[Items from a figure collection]
----------
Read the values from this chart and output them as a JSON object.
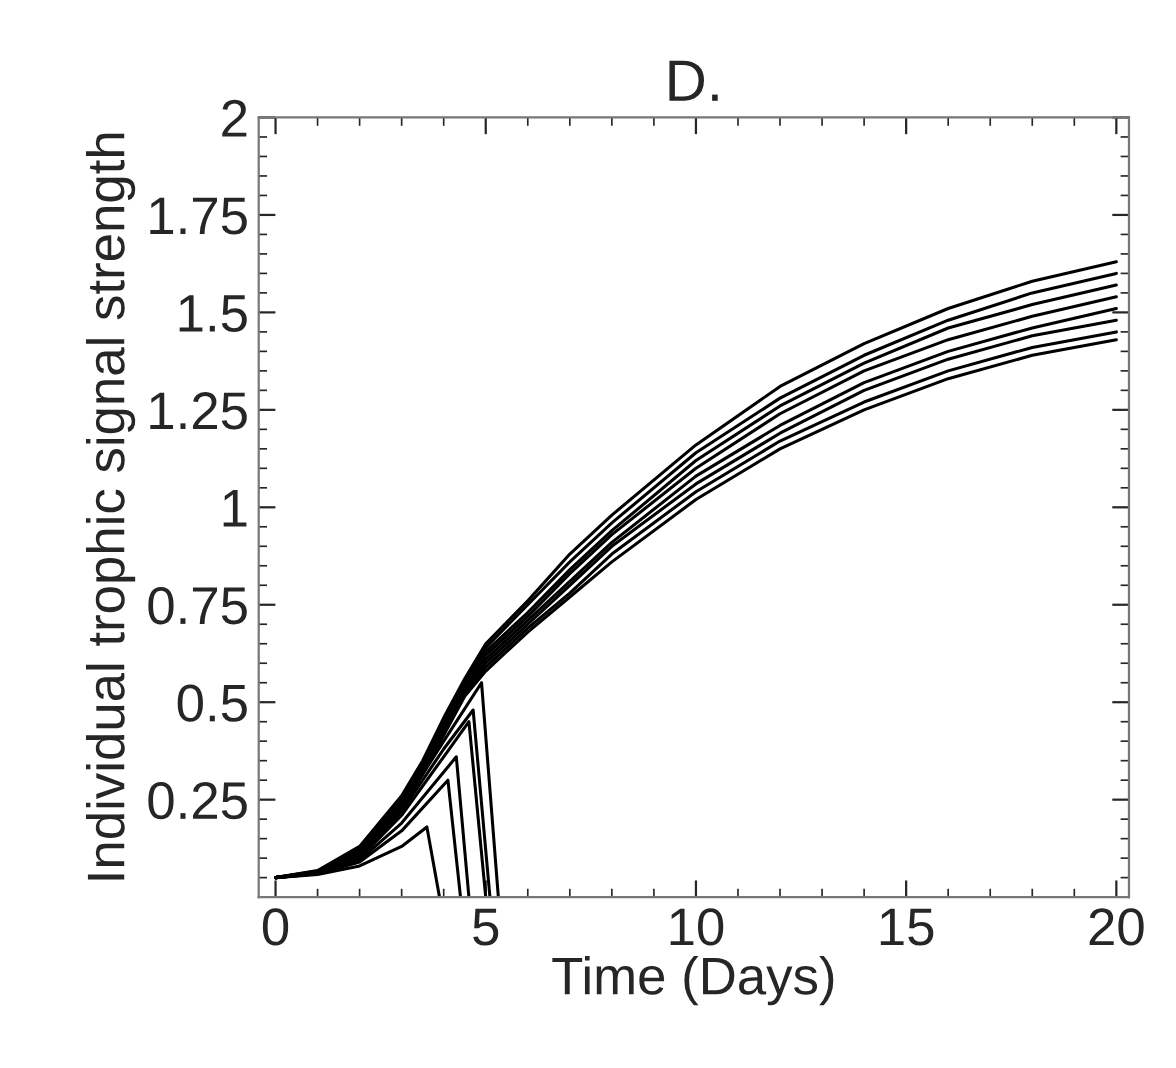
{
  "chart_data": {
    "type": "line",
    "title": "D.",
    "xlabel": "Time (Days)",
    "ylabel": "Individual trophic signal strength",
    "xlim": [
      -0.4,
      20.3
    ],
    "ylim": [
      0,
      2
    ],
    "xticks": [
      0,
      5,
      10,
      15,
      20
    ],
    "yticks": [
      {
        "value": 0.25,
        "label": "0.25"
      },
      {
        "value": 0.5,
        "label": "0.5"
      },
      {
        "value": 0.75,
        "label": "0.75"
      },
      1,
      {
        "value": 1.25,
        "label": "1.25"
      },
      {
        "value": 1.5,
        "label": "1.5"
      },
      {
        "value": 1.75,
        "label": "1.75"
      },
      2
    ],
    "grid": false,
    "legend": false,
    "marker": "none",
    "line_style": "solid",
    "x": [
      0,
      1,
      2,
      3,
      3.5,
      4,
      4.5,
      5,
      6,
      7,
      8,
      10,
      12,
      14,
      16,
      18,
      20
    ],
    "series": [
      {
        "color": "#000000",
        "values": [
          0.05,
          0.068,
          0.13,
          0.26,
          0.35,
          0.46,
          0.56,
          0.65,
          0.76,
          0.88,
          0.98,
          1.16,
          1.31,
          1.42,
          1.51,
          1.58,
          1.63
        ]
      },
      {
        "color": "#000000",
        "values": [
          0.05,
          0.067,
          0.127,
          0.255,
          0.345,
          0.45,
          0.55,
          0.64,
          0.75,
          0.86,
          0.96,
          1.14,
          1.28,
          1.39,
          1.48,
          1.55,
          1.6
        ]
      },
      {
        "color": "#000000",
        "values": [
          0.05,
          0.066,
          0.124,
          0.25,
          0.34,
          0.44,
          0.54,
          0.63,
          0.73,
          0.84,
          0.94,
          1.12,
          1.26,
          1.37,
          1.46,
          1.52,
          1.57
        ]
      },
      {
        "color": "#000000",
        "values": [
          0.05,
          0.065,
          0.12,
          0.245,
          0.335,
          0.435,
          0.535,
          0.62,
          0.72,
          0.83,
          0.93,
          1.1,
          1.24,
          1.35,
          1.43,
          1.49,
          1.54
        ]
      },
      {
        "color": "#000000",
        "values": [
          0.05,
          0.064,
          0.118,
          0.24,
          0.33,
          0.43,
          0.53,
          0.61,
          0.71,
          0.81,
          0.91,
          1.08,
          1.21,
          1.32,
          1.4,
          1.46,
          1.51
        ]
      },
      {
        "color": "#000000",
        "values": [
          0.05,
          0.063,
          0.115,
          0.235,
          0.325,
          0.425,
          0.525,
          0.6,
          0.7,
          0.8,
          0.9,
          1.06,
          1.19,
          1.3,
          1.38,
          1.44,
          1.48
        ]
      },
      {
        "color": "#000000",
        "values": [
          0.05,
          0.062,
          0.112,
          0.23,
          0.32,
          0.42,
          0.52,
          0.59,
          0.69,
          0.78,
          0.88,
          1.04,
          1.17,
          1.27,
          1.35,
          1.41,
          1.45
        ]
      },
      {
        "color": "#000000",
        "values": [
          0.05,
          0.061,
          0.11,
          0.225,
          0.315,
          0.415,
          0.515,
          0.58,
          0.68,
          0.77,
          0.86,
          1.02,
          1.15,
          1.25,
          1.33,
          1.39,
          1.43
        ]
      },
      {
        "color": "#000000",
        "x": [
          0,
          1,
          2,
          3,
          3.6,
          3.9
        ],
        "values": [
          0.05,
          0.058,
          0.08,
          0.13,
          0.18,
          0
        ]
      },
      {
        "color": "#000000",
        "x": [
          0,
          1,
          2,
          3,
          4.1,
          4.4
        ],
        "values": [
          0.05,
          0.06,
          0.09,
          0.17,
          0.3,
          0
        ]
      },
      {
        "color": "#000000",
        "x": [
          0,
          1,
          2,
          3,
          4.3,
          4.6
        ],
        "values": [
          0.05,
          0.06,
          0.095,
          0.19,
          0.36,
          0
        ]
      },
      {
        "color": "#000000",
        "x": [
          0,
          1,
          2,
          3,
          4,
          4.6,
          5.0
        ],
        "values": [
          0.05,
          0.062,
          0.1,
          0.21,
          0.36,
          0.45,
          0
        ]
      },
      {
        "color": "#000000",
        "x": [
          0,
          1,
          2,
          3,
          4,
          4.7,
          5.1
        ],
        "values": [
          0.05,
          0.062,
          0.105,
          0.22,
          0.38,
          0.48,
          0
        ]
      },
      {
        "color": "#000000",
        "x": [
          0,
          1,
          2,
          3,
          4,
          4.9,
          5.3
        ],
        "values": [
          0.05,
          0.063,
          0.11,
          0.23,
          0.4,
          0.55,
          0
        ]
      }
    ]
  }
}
----------
» **TASK DESCRIPTION**: Pictures are to be left out; all else in the entries above is to be quoted exactly.

» **WORKED ANSWER**:
Read the values from this chart and output them as a JSON object.
{
  "chart_data": {
    "type": "line",
    "title": "D.",
    "xlabel": "Time (Days)",
    "ylabel": "Individual trophic signal strength",
    "xlim": [
      -0.4,
      20.3
    ],
    "ylim": [
      0,
      2
    ],
    "xticks": [
      0,
      5,
      10,
      15,
      20
    ],
    "yticks": [
      {
        "value": 0.25,
        "label": "0.25"
      },
      {
        "value": 0.5,
        "label": "0.5"
      },
      {
        "value": 0.75,
        "label": "0.75"
      },
      1,
      {
        "value": 1.25,
        "label": "1.25"
      },
      {
        "value": 1.5,
        "label": "1.5"
      },
      {
        "value": 1.75,
        "label": "1.75"
      },
      2
    ],
    "grid": false,
    "legend": false,
    "marker": "none",
    "line_style": "solid",
    "x": [
      0,
      1,
      2,
      3,
      3.5,
      4,
      4.5,
      5,
      6,
      7,
      8,
      10,
      12,
      14,
      16,
      18,
      20
    ],
    "series": [
      {
        "color": "#000000",
        "values": [
          0.05,
          0.068,
          0.13,
          0.26,
          0.35,
          0.46,
          0.56,
          0.65,
          0.76,
          0.88,
          0.98,
          1.16,
          1.31,
          1.42,
          1.51,
          1.58,
          1.63
        ]
      },
      {
        "color": "#000000",
        "values": [
          0.05,
          0.067,
          0.127,
          0.255,
          0.345,
          0.45,
          0.55,
          0.64,
          0.75,
          0.86,
          0.96,
          1.14,
          1.28,
          1.39,
          1.48,
          1.55,
          1.6
        ]
      },
      {
        "color": "#000000",
        "values": [
          0.05,
          0.066,
          0.124,
          0.25,
          0.34,
          0.44,
          0.54,
          0.63,
          0.73,
          0.84,
          0.94,
          1.12,
          1.26,
          1.37,
          1.46,
          1.52,
          1.57
        ]
      },
      {
        "color": "#000000",
        "values": [
          0.05,
          0.065,
          0.12,
          0.245,
          0.335,
          0.435,
          0.535,
          0.62,
          0.72,
          0.83,
          0.93,
          1.1,
          1.24,
          1.35,
          1.43,
          1.49,
          1.54
        ]
      },
      {
        "color": "#000000",
        "values": [
          0.05,
          0.064,
          0.118,
          0.24,
          0.33,
          0.43,
          0.53,
          0.61,
          0.71,
          0.81,
          0.91,
          1.08,
          1.21,
          1.32,
          1.4,
          1.46,
          1.51
        ]
      },
      {
        "color": "#000000",
        "values": [
          0.05,
          0.063,
          0.115,
          0.235,
          0.325,
          0.425,
          0.525,
          0.6,
          0.7,
          0.8,
          0.9,
          1.06,
          1.19,
          1.3,
          1.38,
          1.44,
          1.48
        ]
      },
      {
        "color": "#000000",
        "values": [
          0.05,
          0.062,
          0.112,
          0.23,
          0.32,
          0.42,
          0.52,
          0.59,
          0.69,
          0.78,
          0.88,
          1.04,
          1.17,
          1.27,
          1.35,
          1.41,
          1.45
        ]
      },
      {
        "color": "#000000",
        "values": [
          0.05,
          0.061,
          0.11,
          0.225,
          0.315,
          0.415,
          0.515,
          0.58,
          0.68,
          0.77,
          0.86,
          1.02,
          1.15,
          1.25,
          1.33,
          1.39,
          1.43
        ]
      },
      {
        "color": "#000000",
        "x": [
          0,
          1,
          2,
          3,
          3.6,
          3.9
        ],
        "values": [
          0.05,
          0.058,
          0.08,
          0.13,
          0.18,
          0
        ]
      },
      {
        "color": "#000000",
        "x": [
          0,
          1,
          2,
          3,
          4.1,
          4.4
        ],
        "values": [
          0.05,
          0.06,
          0.09,
          0.17,
          0.3,
          0
        ]
      },
      {
        "color": "#000000",
        "x": [
          0,
          1,
          2,
          3,
          4.3,
          4.6
        ],
        "values": [
          0.05,
          0.06,
          0.095,
          0.19,
          0.36,
          0
        ]
      },
      {
        "color": "#000000",
        "x": [
          0,
          1,
          2,
          3,
          4,
          4.6,
          5.0
        ],
        "values": [
          0.05,
          0.062,
          0.1,
          0.21,
          0.36,
          0.45,
          0
        ]
      },
      {
        "color": "#000000",
        "x": [
          0,
          1,
          2,
          3,
          4,
          4.7,
          5.1
        ],
        "values": [
          0.05,
          0.062,
          0.105,
          0.22,
          0.38,
          0.48,
          0
        ]
      },
      {
        "color": "#000000",
        "x": [
          0,
          1,
          2,
          3,
          4,
          4.9,
          5.3
        ],
        "values": [
          0.05,
          0.063,
          0.11,
          0.23,
          0.4,
          0.55,
          0
        ]
      }
    ]
  }
}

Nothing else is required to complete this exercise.